• _DATA FOR THIS EXERCISE_:
++++++++++++++++++++

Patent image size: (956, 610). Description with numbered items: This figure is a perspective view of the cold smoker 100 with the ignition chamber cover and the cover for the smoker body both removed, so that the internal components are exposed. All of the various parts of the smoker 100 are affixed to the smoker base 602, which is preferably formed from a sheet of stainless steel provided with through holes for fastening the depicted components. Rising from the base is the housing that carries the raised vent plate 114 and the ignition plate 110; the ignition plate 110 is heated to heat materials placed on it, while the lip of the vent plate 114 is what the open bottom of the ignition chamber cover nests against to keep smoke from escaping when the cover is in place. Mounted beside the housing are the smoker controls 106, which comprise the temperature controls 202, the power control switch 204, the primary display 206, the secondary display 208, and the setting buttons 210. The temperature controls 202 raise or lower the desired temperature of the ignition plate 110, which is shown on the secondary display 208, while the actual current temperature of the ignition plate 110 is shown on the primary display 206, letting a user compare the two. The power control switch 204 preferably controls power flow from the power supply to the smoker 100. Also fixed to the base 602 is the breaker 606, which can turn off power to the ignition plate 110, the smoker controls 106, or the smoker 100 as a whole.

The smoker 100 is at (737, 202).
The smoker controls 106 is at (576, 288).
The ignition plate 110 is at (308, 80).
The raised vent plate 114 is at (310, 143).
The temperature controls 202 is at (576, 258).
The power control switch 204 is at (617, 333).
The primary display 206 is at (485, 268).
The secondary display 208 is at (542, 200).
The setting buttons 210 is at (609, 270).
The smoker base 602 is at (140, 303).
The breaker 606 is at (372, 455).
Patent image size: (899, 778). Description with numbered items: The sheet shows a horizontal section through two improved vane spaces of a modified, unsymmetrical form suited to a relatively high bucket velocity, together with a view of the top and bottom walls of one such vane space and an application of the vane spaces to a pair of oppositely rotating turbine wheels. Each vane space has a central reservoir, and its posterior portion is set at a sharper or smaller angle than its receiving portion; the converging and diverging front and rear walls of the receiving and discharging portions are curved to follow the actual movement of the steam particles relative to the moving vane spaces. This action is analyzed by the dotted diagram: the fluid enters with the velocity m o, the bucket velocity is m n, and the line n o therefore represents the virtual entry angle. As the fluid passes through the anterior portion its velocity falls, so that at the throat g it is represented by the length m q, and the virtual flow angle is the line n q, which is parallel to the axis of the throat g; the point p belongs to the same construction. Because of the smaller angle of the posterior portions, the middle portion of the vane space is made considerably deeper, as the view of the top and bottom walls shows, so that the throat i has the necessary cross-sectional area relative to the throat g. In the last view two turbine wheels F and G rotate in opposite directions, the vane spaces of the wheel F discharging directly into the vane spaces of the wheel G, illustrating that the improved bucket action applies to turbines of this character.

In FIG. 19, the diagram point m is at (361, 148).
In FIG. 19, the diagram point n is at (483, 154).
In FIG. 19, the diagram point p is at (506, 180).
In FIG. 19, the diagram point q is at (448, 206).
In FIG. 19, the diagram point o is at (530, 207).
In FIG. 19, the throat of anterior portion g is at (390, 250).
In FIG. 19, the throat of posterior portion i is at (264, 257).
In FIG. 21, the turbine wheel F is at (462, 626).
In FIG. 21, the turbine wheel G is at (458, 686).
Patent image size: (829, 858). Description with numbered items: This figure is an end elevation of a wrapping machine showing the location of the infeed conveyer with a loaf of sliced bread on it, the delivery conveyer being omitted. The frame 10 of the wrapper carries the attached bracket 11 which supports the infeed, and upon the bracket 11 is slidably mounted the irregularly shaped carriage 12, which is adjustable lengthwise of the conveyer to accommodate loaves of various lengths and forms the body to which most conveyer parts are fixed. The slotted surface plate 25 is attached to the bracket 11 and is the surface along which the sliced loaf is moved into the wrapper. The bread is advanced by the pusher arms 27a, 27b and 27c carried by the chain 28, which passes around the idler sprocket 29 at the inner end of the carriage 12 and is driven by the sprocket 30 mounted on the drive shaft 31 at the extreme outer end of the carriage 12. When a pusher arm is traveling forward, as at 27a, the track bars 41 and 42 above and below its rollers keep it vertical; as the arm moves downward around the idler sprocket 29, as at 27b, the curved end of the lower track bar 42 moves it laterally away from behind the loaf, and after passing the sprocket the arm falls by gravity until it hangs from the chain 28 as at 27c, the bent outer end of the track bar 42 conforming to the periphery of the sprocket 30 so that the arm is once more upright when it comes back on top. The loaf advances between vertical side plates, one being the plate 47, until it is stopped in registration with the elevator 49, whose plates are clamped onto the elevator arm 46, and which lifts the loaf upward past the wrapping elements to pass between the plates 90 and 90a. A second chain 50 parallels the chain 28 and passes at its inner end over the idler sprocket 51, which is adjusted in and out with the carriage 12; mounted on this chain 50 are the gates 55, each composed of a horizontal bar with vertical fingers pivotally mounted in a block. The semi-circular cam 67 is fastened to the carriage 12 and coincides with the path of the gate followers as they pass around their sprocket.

++++++++++++++++++++

Return every line of the records above verbatim, in their original order and with nothing added or changed.

• _FINAL ANSWER_:
Patent image size: (956, 610). Description with numbered items: This figure is a perspective view of the cold smoker 100 with the ignition chamber cover and the cover for the smoker body both removed, so that the internal components are exposed. All of the various parts of the smoker 100 are affixed to the smoker base 602, which is preferably formed from a sheet of stainless steel provided with through holes for fastening the depicted components. Rising from the base is the housing that carries the raised vent plate 114 and the ignition plate 110; the ignition plate 110 is heated to heat materials placed on it, while the lip of the vent plate 114 is what the open bottom of the ignition chamber cover nests against to keep smoke from escaping when the cover is in place. Mounted beside the housing are the smoker controls 106, which comprise the temperature controls 202, the power control switch 204, the primary display 206, the secondary display 208, and the setting buttons 210. The temperature controls 202 raise or lower the desired temperature of the ignition plate 110, which is shown on the secondary display 208, while the actual current temperature of the ignition plate 110 is shown on the primary display 206, letting a user compare the two. The power control switch 204 preferably controls power flow from the power supply to the smoker 100. Also fixed to the base 602 is the breaker 606, which can turn off power to the ignition plate 110, the smoker controls 106, or the smoker 100 as a whole.

The smoker 100 is at (737, 202).
The smoker controls 106 is at (576, 288).
The ignition plate 110 is at (308, 80).
The raised vent plate 114 is at (310, 143).
The temperature controls 202 is at (576, 258).
The power control switch 204 is at (617, 333).
The primary display 206 is at (485, 268).
The secondary display 208 is at (542, 200).
The setting buttons 210 is at (609, 270).
The smoker base 602 is at (140, 303).
The breaker 606 is at (372, 455).
Patent image size: (899, 778). Description with numbered items: The sheet shows a horizontal section through two improved vane spaces of a modified, unsymmetrical form suited to a relatively high bucket velocity, together with a view of the top and bottom walls of one such vane space and an application of the vane spaces to a pair of oppositely rotating turbine wheels. Each vane space has a central reservoir, and its posterior portion is set at a sharper or smaller angle than its receiving portion; the converging and diverging front and rear walls of the receiving and discharging portions are curved to follow the actual movement of the steam particles relative to the moving vane spaces. This action is analyzed by the dotted diagram: the fluid enters with the velocity m o, the bucket velocity is m n, and the line n o therefore represents the virtual entry angle. As the fluid passes through the anterior portion its velocity falls, so that at the throat g it is represented by the length m q, and the virtual flow angle is the line n q, which is parallel to the axis of the throat g; the point p belongs to the same construction. Because of the smaller angle of the posterior portions, the middle portion of the vane space is made considerably deeper, as the view of the top and bottom walls shows, so that the throat i has the necessary cross-sectional area relative to the throat g. In the last view two turbine wheels F and G rotate in opposite directions, the vane spaces of the wheel F discharging directly into the vane spaces of the wheel G, illustrating that the improved bucket action applies to turbines of this character.

In FIG. 19, the diagram point m is at (361, 148).
In FIG. 19, the diagram point n is at (483, 154).
In FIG. 19, the diagram point p is at (506, 180).
In FIG. 19, the diagram point q is at (448, 206).
In FIG. 19, the diagram point o is at (530, 207).
In FIG. 19, the throat of anterior portion g is at (390, 250).
In FIG. 19, the throat of posterior portion i is at (264, 257).
In FIG. 21, the turbine wheel F is at (462, 626).
In FIG. 21, the turbine wheel G is at (458, 686).
Patent image size: (829, 858). Description with numbered items: This figure is an end elevation of a wrapping machine showing the location of the infeed conveyer with a loaf of sliced bread on it, the delivery conveyer being omitted. The frame 10 of the wrapper carries the attached bracket 11 which supports the infeed, and upon the bracket 11 is slidably mounted the irregularly shaped carriage 12, which is adjustable lengthwise of the conveyer to accommodate loaves of various lengths and forms the body to which most conveyer parts are fixed. The slotted surface plate 25 is attached to the bracket 11 and is the surface along which the sliced loaf is moved into the wrapper. The bread is advanced by the pusher arms 27a, 27b and 27c carried by the chain 28, which passes around the idler sprocket 29 at the inner end of the carriage 12 and is driven by the sprocket 30 mounted on the drive shaft 31 at the extreme outer end of the carriage 12. When a pusher arm is traveling forward, as at 27a, the track bars 41 and 42 above and below its rollers keep it vertical; as the arm moves downward around the idler sprocket 29, as at 27b, the curved end of the lower track bar 42 moves it laterally away from behind the loaf, and after passing the sprocket the arm falls by gravity until it hangs from the chain 28 as at 27c, the bent outer end of the track bar 42 conforming to the periphery of the sprocket 30 so that the arm is once more upright when it comes back on top. The loaf advances between vertical side plates, one being the plate 47, until it is stopped in registration with the elevator 49, whose plates are clamped onto the elevator arm 46, and which lifts the loaf upward past the wrapping elements to pass between the plates 90 and 90a. A second chain 50 parallels the chain 28 and passes at its inner end over the idler sprocket 51, which is adjusted in and out with the carriage 12; mounted on this chain 50 are the gates 55, each composed of a horizontal bar with vertical fingers pivotally mounted in a block. The semi-circular cam 67 is fastened to the carriage 12 and coincides with the path of the gate followers as they pass around their sprocket.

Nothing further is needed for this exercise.